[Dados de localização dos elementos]
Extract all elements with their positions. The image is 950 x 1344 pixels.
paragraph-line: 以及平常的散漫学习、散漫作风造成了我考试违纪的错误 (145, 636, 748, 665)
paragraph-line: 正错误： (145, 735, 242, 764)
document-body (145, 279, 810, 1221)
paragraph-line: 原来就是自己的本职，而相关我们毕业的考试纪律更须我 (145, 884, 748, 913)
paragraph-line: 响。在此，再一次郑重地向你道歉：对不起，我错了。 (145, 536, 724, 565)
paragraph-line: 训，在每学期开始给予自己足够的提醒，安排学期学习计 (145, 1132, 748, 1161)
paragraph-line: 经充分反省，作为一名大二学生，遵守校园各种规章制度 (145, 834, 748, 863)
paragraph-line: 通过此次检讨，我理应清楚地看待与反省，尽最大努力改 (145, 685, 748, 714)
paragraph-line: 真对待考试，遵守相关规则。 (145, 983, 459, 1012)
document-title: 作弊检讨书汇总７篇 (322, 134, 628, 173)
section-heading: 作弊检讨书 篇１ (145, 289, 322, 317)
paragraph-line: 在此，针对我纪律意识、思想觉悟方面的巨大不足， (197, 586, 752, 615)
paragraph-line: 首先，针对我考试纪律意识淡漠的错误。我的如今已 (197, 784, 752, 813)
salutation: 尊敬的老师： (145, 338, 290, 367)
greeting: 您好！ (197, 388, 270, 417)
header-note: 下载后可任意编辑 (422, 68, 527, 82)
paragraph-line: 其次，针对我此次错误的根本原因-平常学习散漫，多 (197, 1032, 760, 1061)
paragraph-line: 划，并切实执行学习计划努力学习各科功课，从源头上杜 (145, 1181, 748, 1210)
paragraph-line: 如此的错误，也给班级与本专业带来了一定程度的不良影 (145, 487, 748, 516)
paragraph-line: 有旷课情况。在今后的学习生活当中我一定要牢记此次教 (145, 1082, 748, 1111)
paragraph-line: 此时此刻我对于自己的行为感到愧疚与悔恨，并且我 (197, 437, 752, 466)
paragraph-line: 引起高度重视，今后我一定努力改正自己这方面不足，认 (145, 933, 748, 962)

#### DETALHES DA TAREFA
Extraia todas as linhas dos registros acima e reproduza cada uma sem nenhuma alteração.

#### RESPOSTA ESPERADA
Extract all elements with their positions. The image is 950 x 1344 pixels.
paragraph-line: 以及平常的散漫学习、散漫作风造成了我考试违纪的错误 (145, 636, 748, 665)
paragraph-line: 正错误： (145, 735, 242, 764)
document-body (145, 279, 810, 1221)
paragraph-line: 原来就是自己的本职，而相关我们毕业的考试纪律更须我 (145, 884, 748, 913)
paragraph-line: 响。在此，再一次郑重地向你道歉：对不起，我错了。 (145, 536, 724, 565)
paragraph-line: 训，在每学期开始给予自己足够的提醒，安排学期学习计 (145, 1132, 748, 1161)
paragraph-line: 经充分反省，作为一名大二学生，遵守校园各种规章制度 (145, 834, 748, 863)
paragraph-line: 通过此次检讨，我理应清楚地看待与反省，尽最大努力改 (145, 685, 748, 714)
paragraph-line: 真对待考试，遵守相关规则。 (145, 983, 459, 1012)
document-title: 作弊检讨书汇总７篇 (322, 134, 628, 173)
section-heading: 作弊检讨书 篇１ (145, 289, 322, 317)
paragraph-line: 在此，针对我纪律意识、思想觉悟方面的巨大不足， (197, 586, 752, 615)
paragraph-line: 首先，针对我考试纪律意识淡漠的错误。我的如今已 (197, 784, 752, 813)
salutation: 尊敬的老师： (145, 338, 290, 367)
greeting: 您好！ (197, 388, 270, 417)
header-note: 下载后可任意编辑 (422, 68, 527, 82)
paragraph-line: 其次，针对我此次错误的根本原因-平常学习散漫，多 (197, 1032, 760, 1061)
paragraph-line: 划，并切实执行学习计划努力学习各科功课，从源头上杜 (145, 1181, 748, 1210)
paragraph-line: 如此的错误，也给班级与本专业带来了一定程度的不良影 (145, 487, 748, 516)
paragraph-line: 有旷课情况。在今后的学习生活当中我一定要牢记此次教 (145, 1082, 748, 1111)
paragraph-line: 此时此刻我对于自己的行为感到愧疚与悔恨，并且我 (197, 437, 752, 466)
paragraph-line: 引起高度重视，今后我一定努力改正自己这方面不足，认 (145, 933, 748, 962)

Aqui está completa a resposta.